**Task details**
Pick out each line below containing "Swift".
---------- Records supplied ----------
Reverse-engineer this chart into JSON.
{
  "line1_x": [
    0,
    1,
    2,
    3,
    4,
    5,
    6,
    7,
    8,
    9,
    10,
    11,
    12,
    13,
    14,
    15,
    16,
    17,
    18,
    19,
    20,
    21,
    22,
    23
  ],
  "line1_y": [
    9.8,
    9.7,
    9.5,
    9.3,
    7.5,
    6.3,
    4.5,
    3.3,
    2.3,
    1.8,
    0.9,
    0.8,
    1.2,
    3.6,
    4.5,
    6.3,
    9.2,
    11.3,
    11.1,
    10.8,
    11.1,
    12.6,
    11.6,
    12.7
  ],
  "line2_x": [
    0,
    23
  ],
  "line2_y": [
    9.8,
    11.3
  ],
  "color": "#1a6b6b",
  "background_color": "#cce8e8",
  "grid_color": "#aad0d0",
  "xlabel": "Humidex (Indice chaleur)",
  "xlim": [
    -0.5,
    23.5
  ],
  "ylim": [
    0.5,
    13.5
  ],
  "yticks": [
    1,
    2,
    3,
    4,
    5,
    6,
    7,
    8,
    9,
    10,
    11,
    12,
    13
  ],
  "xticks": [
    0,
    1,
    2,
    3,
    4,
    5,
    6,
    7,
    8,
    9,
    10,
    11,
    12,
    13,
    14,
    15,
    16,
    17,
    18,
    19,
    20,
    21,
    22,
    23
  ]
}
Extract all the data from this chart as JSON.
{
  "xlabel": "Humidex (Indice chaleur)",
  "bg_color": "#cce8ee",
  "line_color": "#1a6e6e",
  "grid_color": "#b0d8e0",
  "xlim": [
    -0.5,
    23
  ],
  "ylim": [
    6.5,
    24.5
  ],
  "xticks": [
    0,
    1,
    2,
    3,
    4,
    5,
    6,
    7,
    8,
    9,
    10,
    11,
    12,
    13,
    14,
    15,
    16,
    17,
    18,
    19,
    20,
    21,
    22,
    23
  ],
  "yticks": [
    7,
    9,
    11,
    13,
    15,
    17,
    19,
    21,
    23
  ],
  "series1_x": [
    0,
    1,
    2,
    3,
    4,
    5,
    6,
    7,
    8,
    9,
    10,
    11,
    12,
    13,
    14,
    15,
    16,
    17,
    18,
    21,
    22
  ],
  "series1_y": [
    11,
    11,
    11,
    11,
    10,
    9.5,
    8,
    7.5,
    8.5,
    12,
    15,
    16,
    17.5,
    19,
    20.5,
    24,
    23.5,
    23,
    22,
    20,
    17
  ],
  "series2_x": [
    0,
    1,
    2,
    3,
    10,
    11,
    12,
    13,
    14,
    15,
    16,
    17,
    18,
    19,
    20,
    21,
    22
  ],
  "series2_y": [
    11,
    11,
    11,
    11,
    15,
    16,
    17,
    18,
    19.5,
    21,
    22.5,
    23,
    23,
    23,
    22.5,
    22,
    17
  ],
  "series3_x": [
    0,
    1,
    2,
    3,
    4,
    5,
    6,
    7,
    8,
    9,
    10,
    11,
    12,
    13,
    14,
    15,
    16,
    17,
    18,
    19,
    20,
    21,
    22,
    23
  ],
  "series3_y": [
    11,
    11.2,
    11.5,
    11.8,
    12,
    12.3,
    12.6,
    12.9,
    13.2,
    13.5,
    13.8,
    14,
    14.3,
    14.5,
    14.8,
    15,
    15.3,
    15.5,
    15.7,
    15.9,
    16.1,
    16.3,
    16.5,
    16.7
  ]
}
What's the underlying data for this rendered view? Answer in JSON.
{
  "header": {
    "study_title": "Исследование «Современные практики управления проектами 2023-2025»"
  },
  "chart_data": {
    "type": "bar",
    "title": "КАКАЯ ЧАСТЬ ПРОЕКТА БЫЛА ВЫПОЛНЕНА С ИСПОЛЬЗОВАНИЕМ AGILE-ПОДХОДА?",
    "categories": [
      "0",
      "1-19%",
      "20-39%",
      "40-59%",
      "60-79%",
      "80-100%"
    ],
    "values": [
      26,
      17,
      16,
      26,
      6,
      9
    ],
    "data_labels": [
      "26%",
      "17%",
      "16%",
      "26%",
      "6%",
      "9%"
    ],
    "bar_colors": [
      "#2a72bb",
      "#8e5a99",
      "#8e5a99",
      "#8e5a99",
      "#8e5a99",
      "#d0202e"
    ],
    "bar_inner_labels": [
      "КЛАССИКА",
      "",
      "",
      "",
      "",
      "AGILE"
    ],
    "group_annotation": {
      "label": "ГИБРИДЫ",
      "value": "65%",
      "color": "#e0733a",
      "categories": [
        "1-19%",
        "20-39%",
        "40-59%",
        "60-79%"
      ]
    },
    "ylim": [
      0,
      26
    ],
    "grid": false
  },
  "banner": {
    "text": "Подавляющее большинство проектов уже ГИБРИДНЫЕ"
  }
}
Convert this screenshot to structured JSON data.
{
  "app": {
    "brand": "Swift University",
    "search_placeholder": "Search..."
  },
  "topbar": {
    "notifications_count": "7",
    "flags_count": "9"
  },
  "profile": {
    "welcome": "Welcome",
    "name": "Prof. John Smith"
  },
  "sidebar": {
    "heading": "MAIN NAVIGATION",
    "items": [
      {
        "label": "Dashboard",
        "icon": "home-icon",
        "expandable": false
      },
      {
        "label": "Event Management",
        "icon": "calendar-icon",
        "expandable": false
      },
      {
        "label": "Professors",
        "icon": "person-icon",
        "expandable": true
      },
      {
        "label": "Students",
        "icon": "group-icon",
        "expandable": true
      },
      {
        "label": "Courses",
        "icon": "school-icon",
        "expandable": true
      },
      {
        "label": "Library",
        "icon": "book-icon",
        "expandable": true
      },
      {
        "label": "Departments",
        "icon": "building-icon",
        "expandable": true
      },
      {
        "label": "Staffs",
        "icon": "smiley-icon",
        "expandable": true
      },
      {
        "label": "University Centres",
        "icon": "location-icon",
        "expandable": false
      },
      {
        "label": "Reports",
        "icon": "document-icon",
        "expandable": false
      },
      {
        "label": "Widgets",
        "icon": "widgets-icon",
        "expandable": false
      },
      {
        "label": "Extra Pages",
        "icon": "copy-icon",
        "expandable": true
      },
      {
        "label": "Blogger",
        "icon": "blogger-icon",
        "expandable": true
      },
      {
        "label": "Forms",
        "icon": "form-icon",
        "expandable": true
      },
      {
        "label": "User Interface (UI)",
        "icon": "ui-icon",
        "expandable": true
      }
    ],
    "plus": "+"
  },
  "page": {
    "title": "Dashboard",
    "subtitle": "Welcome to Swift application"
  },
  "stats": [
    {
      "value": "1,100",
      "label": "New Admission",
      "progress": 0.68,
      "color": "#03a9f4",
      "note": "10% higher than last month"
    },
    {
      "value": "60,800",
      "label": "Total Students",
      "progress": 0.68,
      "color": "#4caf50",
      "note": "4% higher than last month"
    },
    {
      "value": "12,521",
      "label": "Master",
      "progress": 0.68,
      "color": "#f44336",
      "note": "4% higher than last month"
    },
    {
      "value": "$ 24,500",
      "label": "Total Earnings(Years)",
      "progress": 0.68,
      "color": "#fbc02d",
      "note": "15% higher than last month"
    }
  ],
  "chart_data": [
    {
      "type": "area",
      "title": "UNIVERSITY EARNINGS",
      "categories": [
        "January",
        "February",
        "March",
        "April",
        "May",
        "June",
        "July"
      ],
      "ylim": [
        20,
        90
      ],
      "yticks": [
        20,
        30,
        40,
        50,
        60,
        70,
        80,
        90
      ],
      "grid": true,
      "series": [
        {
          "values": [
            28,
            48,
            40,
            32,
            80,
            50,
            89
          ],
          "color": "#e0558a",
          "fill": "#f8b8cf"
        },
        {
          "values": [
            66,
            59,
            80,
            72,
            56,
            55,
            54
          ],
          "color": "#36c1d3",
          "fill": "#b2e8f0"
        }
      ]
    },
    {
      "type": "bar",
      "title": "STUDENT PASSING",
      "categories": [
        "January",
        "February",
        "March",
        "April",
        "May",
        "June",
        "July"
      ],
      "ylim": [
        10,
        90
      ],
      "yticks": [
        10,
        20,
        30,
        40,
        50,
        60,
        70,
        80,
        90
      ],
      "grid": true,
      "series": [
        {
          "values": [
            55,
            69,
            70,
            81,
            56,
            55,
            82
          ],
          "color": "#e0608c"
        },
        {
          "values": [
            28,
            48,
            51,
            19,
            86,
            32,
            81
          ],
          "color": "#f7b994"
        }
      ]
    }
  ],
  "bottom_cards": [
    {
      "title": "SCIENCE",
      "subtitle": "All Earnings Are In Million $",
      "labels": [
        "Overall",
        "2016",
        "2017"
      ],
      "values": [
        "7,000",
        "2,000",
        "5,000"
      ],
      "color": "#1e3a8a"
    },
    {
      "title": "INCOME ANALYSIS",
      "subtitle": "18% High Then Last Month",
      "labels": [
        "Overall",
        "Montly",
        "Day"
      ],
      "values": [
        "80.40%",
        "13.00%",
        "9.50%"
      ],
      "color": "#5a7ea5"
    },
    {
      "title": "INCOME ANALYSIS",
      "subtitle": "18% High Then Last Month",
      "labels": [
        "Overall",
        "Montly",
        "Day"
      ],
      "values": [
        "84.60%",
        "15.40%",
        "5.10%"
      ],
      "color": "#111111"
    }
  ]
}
----------
**Written solution**
    "brand": "Swift University",
    "subtitle": "Welcome to Swift application"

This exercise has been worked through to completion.